Work to complete
Using the entries that follow, collect the lines where the word "color" appears.

Extracts from a graphics dataset
━━━━━━━━━━━━━━━━━━━━━━━━━━━━━━
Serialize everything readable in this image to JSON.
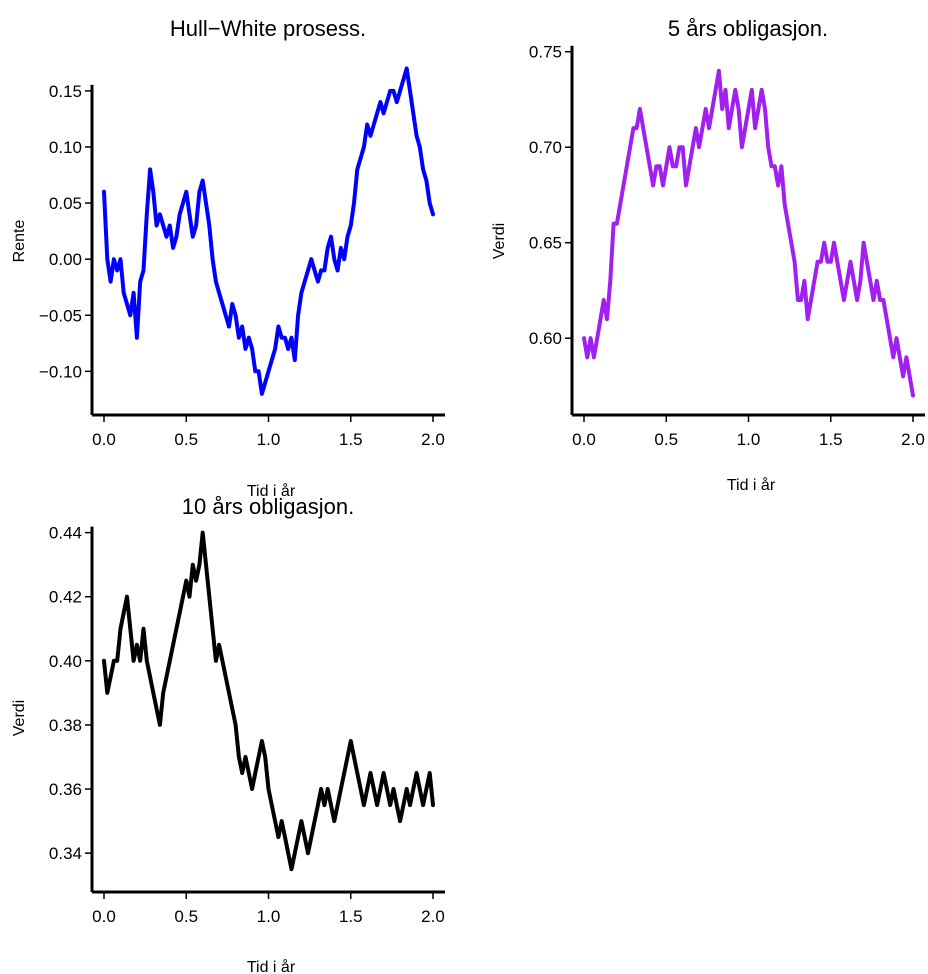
{
  "chart_data": [
    {
      "type": "line",
      "title": "Hull−White prosess.",
      "xlabel": "Tid i år",
      "ylabel": "Rente",
      "xlim": [
        0,
        2
      ],
      "ylim": [
        -0.13,
        0.19
      ],
      "xticks": [
        "0.0",
        "0.5",
        "1.0",
        "1.5",
        "2.0"
      ],
      "yticks": [
        "−0.10",
        "−0.05",
        "0.00",
        "0.05",
        "0.10",
        "0.15"
      ],
      "color": "#0000ff",
      "series": [
        {
          "x": [
            0.0,
            0.02,
            0.04,
            0.06,
            0.08,
            0.1,
            0.12,
            0.14,
            0.16,
            0.18,
            0.2,
            0.22,
            0.24,
            0.26,
            0.28,
            0.3,
            0.32,
            0.34,
            0.36,
            0.38,
            0.4,
            0.42,
            0.44,
            0.46,
            0.48,
            0.5,
            0.52,
            0.54,
            0.56,
            0.58,
            0.6,
            0.62,
            0.64,
            0.66,
            0.68,
            0.7,
            0.72,
            0.74,
            0.76,
            0.78,
            0.8,
            0.82,
            0.84,
            0.86,
            0.88,
            0.9,
            0.92,
            0.94,
            0.96,
            0.98,
            1.0,
            1.02,
            1.04,
            1.06,
            1.08,
            1.1,
            1.12,
            1.14,
            1.16,
            1.18,
            1.2,
            1.22,
            1.24,
            1.26,
            1.28,
            1.3,
            1.32,
            1.34,
            1.36,
            1.38,
            1.4,
            1.42,
            1.44,
            1.46,
            1.48,
            1.5,
            1.52,
            1.54,
            1.56,
            1.58,
            1.6,
            1.62,
            1.64,
            1.66,
            1.68,
            1.7,
            1.72,
            1.74,
            1.76,
            1.78,
            1.8,
            1.82,
            1.84,
            1.86,
            1.88,
            1.9,
            1.92,
            1.94,
            1.96,
            1.98,
            2.0
          ],
          "values": [
            0.06,
            0.0,
            -0.02,
            0.0,
            -0.01,
            0.0,
            -0.03,
            -0.04,
            -0.05,
            -0.03,
            -0.07,
            -0.02,
            -0.01,
            0.04,
            0.08,
            0.06,
            0.03,
            0.04,
            0.03,
            0.02,
            0.03,
            0.01,
            0.02,
            0.04,
            0.05,
            0.06,
            0.04,
            0.02,
            0.03,
            0.06,
            0.07,
            0.05,
            0.03,
            0.0,
            -0.02,
            -0.03,
            -0.04,
            -0.05,
            -0.06,
            -0.04,
            -0.05,
            -0.07,
            -0.06,
            -0.08,
            -0.07,
            -0.08,
            -0.1,
            -0.1,
            -0.12,
            -0.11,
            -0.1,
            -0.09,
            -0.08,
            -0.06,
            -0.07,
            -0.07,
            -0.08,
            -0.07,
            -0.09,
            -0.05,
            -0.03,
            -0.02,
            -0.01,
            0.0,
            -0.01,
            -0.02,
            -0.01,
            -0.01,
            0.01,
            0.02,
            0.0,
            -0.01,
            0.01,
            0.0,
            0.02,
            0.03,
            0.05,
            0.08,
            0.09,
            0.1,
            0.12,
            0.11,
            0.12,
            0.13,
            0.14,
            0.13,
            0.14,
            0.15,
            0.15,
            0.14,
            0.15,
            0.16,
            0.17,
            0.15,
            0.13,
            0.11,
            0.1,
            0.08,
            0.07,
            0.05,
            0.04
          ]
        }
      ]
    },
    {
      "type": "line",
      "title": "5 års obligasjon.",
      "xlabel": "Tid i år",
      "ylabel": "Verdi",
      "xlim": [
        0,
        2
      ],
      "ylim": [
        0.565,
        0.753
      ],
      "xticks": [
        "0.0",
        "0.5",
        "1.0",
        "1.5",
        "2.0"
      ],
      "yticks": [
        "0.60",
        "0.65",
        "0.70",
        "0.75"
      ],
      "color": "#a020f0",
      "series": [
        {
          "x": [
            0.0,
            0.02,
            0.04,
            0.06,
            0.08,
            0.1,
            0.12,
            0.14,
            0.16,
            0.18,
            0.2,
            0.22,
            0.24,
            0.26,
            0.28,
            0.3,
            0.32,
            0.34,
            0.36,
            0.38,
            0.4,
            0.42,
            0.44,
            0.46,
            0.48,
            0.5,
            0.52,
            0.54,
            0.56,
            0.58,
            0.6,
            0.62,
            0.64,
            0.66,
            0.68,
            0.7,
            0.72,
            0.74,
            0.76,
            0.78,
            0.8,
            0.82,
            0.84,
            0.86,
            0.88,
            0.9,
            0.92,
            0.94,
            0.96,
            0.98,
            1.0,
            1.02,
            1.04,
            1.06,
            1.08,
            1.1,
            1.12,
            1.14,
            1.16,
            1.18,
            1.2,
            1.22,
            1.24,
            1.26,
            1.28,
            1.3,
            1.32,
            1.34,
            1.36,
            1.38,
            1.4,
            1.42,
            1.44,
            1.46,
            1.48,
            1.5,
            1.52,
            1.54,
            1.56,
            1.58,
            1.6,
            1.62,
            1.64,
            1.66,
            1.68,
            1.7,
            1.72,
            1.74,
            1.76,
            1.78,
            1.8,
            1.82,
            1.84,
            1.86,
            1.88,
            1.9,
            1.92,
            1.94,
            1.96,
            1.98,
            2.0
          ],
          "values": [
            0.6,
            0.59,
            0.6,
            0.59,
            0.6,
            0.61,
            0.62,
            0.61,
            0.63,
            0.66,
            0.66,
            0.67,
            0.68,
            0.69,
            0.7,
            0.71,
            0.71,
            0.72,
            0.71,
            0.7,
            0.69,
            0.68,
            0.69,
            0.69,
            0.68,
            0.69,
            0.7,
            0.69,
            0.69,
            0.7,
            0.7,
            0.68,
            0.69,
            0.7,
            0.71,
            0.7,
            0.71,
            0.72,
            0.71,
            0.72,
            0.73,
            0.74,
            0.72,
            0.73,
            0.71,
            0.72,
            0.73,
            0.72,
            0.7,
            0.71,
            0.72,
            0.73,
            0.71,
            0.72,
            0.73,
            0.72,
            0.7,
            0.69,
            0.69,
            0.68,
            0.69,
            0.67,
            0.66,
            0.65,
            0.64,
            0.62,
            0.62,
            0.63,
            0.61,
            0.62,
            0.63,
            0.64,
            0.64,
            0.65,
            0.64,
            0.64,
            0.65,
            0.64,
            0.63,
            0.62,
            0.63,
            0.64,
            0.63,
            0.62,
            0.63,
            0.65,
            0.64,
            0.63,
            0.62,
            0.63,
            0.62,
            0.62,
            0.61,
            0.6,
            0.59,
            0.6,
            0.59,
            0.58,
            0.59,
            0.58,
            0.57
          ]
        }
      ]
    },
    {
      "type": "line",
      "title": "10 års obligasjon.",
      "xlabel": "Tid i år",
      "ylabel": "Verdi",
      "xlim": [
        0,
        2
      ],
      "ylim": [
        0.331,
        0.443
      ],
      "xticks": [
        "0.0",
        "0.5",
        "1.0",
        "1.5",
        "2.0"
      ],
      "yticks": [
        "0.34",
        "0.36",
        "0.38",
        "0.40",
        "0.42",
        "0.44"
      ],
      "color": "#000000",
      "series": [
        {
          "x": [
            0.0,
            0.02,
            0.04,
            0.06,
            0.08,
            0.1,
            0.12,
            0.14,
            0.16,
            0.18,
            0.2,
            0.22,
            0.24,
            0.26,
            0.28,
            0.3,
            0.32,
            0.34,
            0.36,
            0.38,
            0.4,
            0.42,
            0.44,
            0.46,
            0.48,
            0.5,
            0.52,
            0.54,
            0.56,
            0.58,
            0.6,
            0.62,
            0.64,
            0.66,
            0.68,
            0.7,
            0.72,
            0.74,
            0.76,
            0.78,
            0.8,
            0.82,
            0.84,
            0.86,
            0.88,
            0.9,
            0.92,
            0.94,
            0.96,
            0.98,
            1.0,
            1.02,
            1.04,
            1.06,
            1.08,
            1.1,
            1.12,
            1.14,
            1.16,
            1.18,
            1.2,
            1.22,
            1.24,
            1.26,
            1.28,
            1.3,
            1.32,
            1.34,
            1.36,
            1.38,
            1.4,
            1.42,
            1.44,
            1.46,
            1.48,
            1.5,
            1.52,
            1.54,
            1.56,
            1.58,
            1.6,
            1.62,
            1.64,
            1.66,
            1.68,
            1.7,
            1.72,
            1.74,
            1.76,
            1.78,
            1.8,
            1.82,
            1.84,
            1.86,
            1.88,
            1.9,
            1.92,
            1.94,
            1.96,
            1.98,
            2.0
          ],
          "values": [
            0.4,
            0.39,
            0.395,
            0.4,
            0.4,
            0.41,
            0.415,
            0.42,
            0.41,
            0.4,
            0.405,
            0.4,
            0.41,
            0.4,
            0.395,
            0.39,
            0.385,
            0.38,
            0.39,
            0.395,
            0.4,
            0.405,
            0.41,
            0.415,
            0.42,
            0.425,
            0.42,
            0.43,
            0.425,
            0.43,
            0.44,
            0.43,
            0.42,
            0.41,
            0.4,
            0.405,
            0.4,
            0.395,
            0.39,
            0.385,
            0.38,
            0.37,
            0.365,
            0.37,
            0.365,
            0.36,
            0.365,
            0.37,
            0.375,
            0.37,
            0.36,
            0.355,
            0.35,
            0.345,
            0.35,
            0.345,
            0.34,
            0.335,
            0.34,
            0.345,
            0.35,
            0.345,
            0.34,
            0.345,
            0.35,
            0.355,
            0.36,
            0.355,
            0.36,
            0.355,
            0.35,
            0.355,
            0.36,
            0.365,
            0.37,
            0.375,
            0.37,
            0.365,
            0.36,
            0.355,
            0.36,
            0.365,
            0.36,
            0.355,
            0.36,
            0.365,
            0.36,
            0.355,
            0.36,
            0.355,
            0.35,
            0.355,
            0.36,
            0.355,
            0.36,
            0.365,
            0.36,
            0.355,
            0.36,
            0.365,
            0.355
          ]
        }
      ]
    }
  ]
}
━━━━━━━━━━━━━━━━━━━━━━━━━━━━━━
Response to this task
      "color": "#0000ff",
      "color": "#a020f0",
      "color": "#000000",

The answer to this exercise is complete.